Copy out the listing that follows, exactly, without its pictures.

(Dataset entries)
◇ ◇ ◇

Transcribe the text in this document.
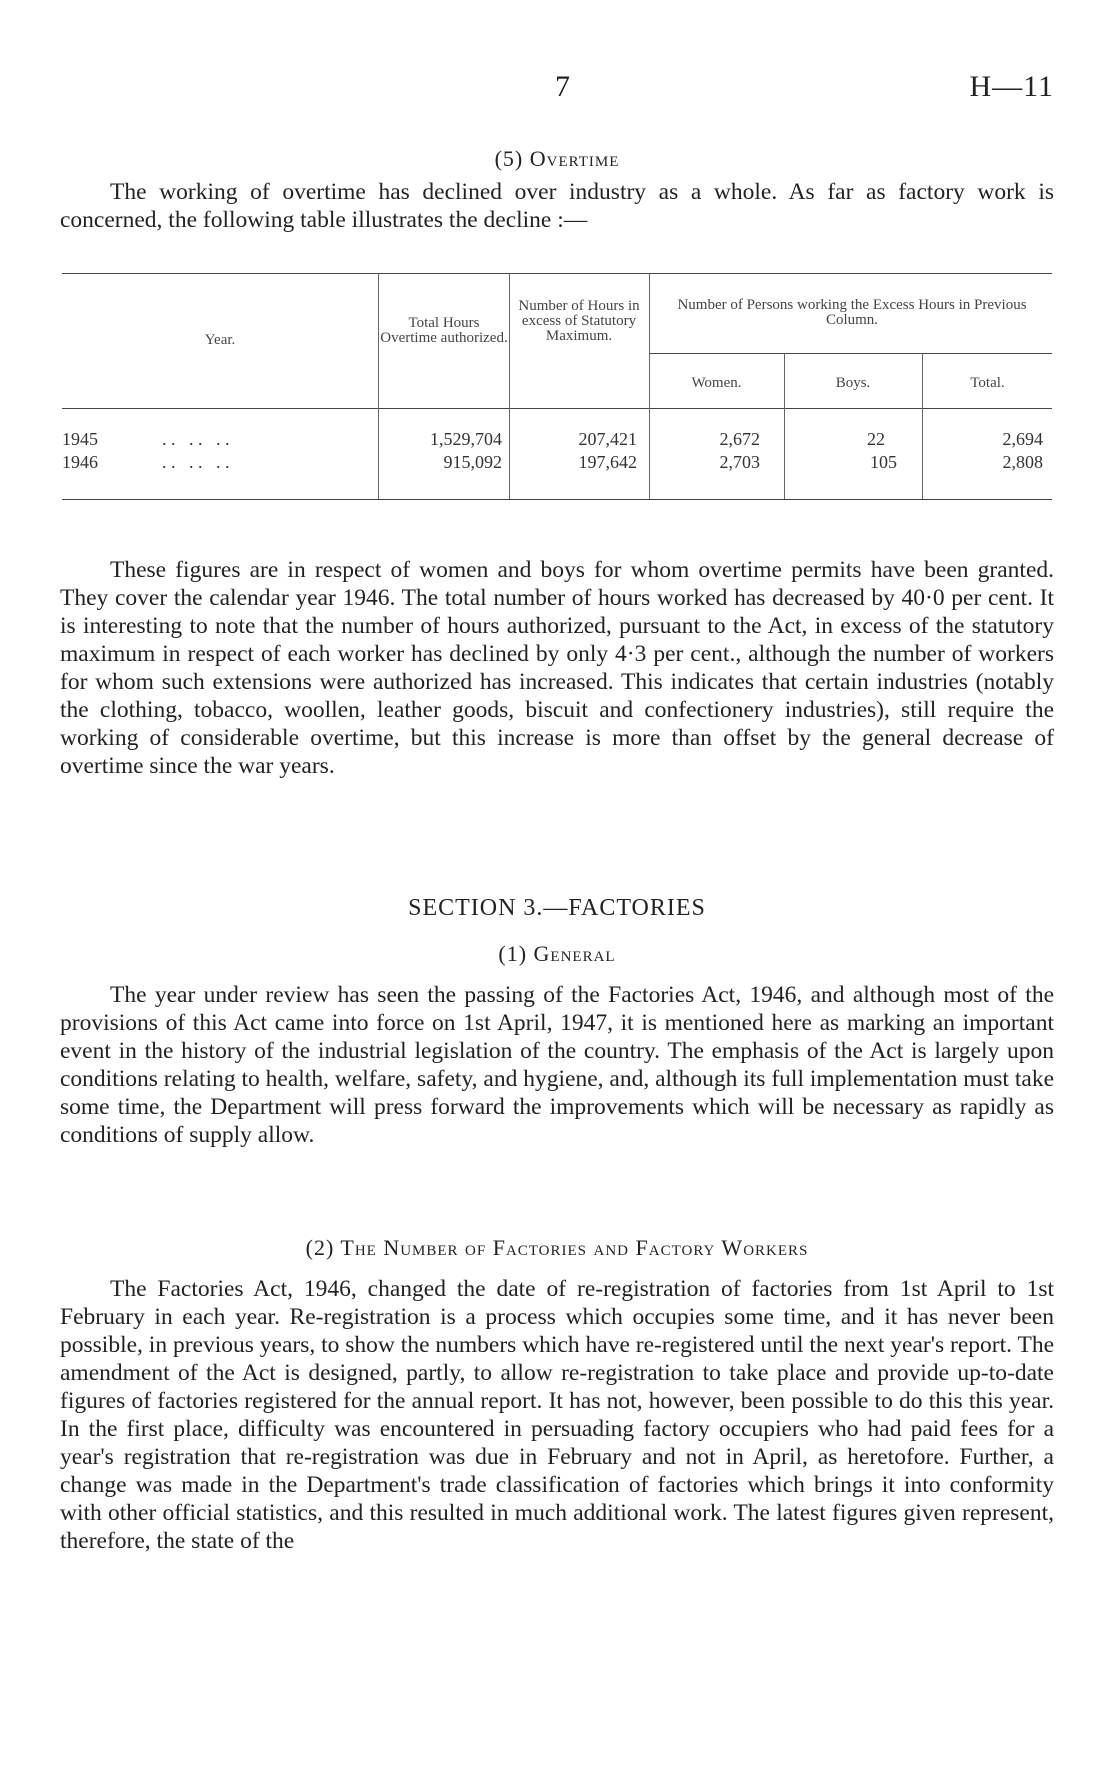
7	H—11
(5) Overtime

The working of overtime has declined over industry as a whole. As far as factory work is concerned, the following table illustrates the decline :—

Year.
Total Hours Overtime authorized.
Number of Hours in excess of Statutory Maximum.
Number of Persons working the Excess Hours in Previous Column.
Women.	Boys.	Total.
1945	. .   . .   . .	1,529,704	207,421	2,672	22	2,694
1946	. .   . .   . .	915,092	197,642	2,703	105	2,808

These figures are in respect of women and boys for whom overtime permits have been granted. They cover the calendar year 1946. The total number of hours worked has decreased by 40·0 per cent. It is interesting to note that the number of hours authorized, pursuant to the Act, in excess of the statutory maximum in respect of each worker has declined by only 4·3 per cent., although the number of workers for whom such extensions were authorized has increased. This indicates that certain industries (notably the clothing, tobacco, woollen, leather goods, biscuit and confectionery industries), still require the working of considerable overtime, but this increase is more than offset by the general decrease of overtime since the war years.

SECTION 3.—FACTORIES
(1) General

The year under review has seen the passing of the Factories Act, 1946, and although most of the provisions of this Act came into force on 1st April, 1947, it is mentioned here as marking an important event in the history of the industrial legislation of the country. The emphasis of the Act is largely upon conditions relating to health, welfare, safety, and hygiene, and, although its full implementation must take some time, the Department will press forward the improvements which will be necessary as rapidly as conditions of supply allow.

(2) The Number of Factories and Factory Workers

The Factories Act, 1946, changed the date of re-registration of factories from 1st April to 1st February in each year. Re-registration is a process which occupies some time, and it has never been possible, in previous years, to show the numbers which have re-registered until the next year's report. The amendment of the Act is designed, partly, to allow re-registration to take place and provide up-to-date figures of factories registered for the annual report. It has not, however, been possible to do this this year. In the first place, difficulty was encountered in persuading factory occupiers who had paid fees for a year's registration that re-registration was due in February and not in April, as heretofore. Further, a change was made in the Department's trade classification of factories which brings it into conformity with other official statistics, and this resulted in much additional work. The latest figures given represent, therefore, the state of the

◇ ◇ ◇

## ANSWER IN FULL
Transcribe the text in this document.
7	H—11
(5) Overtime

The working of overtime has declined over industry as a whole. As far as factory work is concerned, the following table illustrates the decline :—

Year.
Total Hours Overtime authorized.
Number of Hours in excess of Statutory Maximum.
Number of Persons working the Excess Hours in Previous Column.
Women.	Boys.	Total.
1945	. .   . .   . .	1,529,704	207,421	2,672	22	2,694
1946	. .   . .   . .	915,092	197,642	2,703	105	2,808

These figures are in respect of women and boys for whom overtime permits have been granted. They cover the calendar year 1946. The total number of hours worked has decreased by 40·0 per cent. It is interesting to note that the number of hours authorized, pursuant to the Act, in excess of the statutory maximum in respect of each worker has declined by only 4·3 per cent., although the number of workers for whom such extensions were authorized has increased. This indicates that certain industries (notably the clothing, tobacco, woollen, leather goods, biscuit and confectionery industries), still require the working of considerable overtime, but this increase is more than offset by the general decrease of overtime since the war years.

SECTION 3.—FACTORIES
(1) General

The year under review has seen the passing of the Factories Act, 1946, and although most of the provisions of this Act came into force on 1st April, 1947, it is mentioned here as marking an important event in the history of the industrial legislation of the country. The emphasis of the Act is largely upon conditions relating to health, welfare, safety, and hygiene, and, although its full implementation must take some time, the Department will press forward the improvements which will be necessary as rapidly as conditions of supply allow.

(2) The Number of Factories and Factory Workers

The Factories Act, 1946, changed the date of re-registration of factories from 1st April to 1st February in each year. Re-registration is a process which occupies some time, and it has never been possible, in previous years, to show the numbers which have re-registered until the next year's report. The amendment of the Act is designed, partly, to allow re-registration to take place and provide up-to-date figures of factories registered for the annual report. It has not, however, been possible to do this this year. In the first place, difficulty was encountered in persuading factory occupiers who had paid fees for a year's registration that re-registration was due in February and not in April, as heretofore. Further, a change was made in the Department's trade classification of factories which brings it into conformity with other official statistics, and this resulted in much additional work. The latest figures given represent, therefore, the state of the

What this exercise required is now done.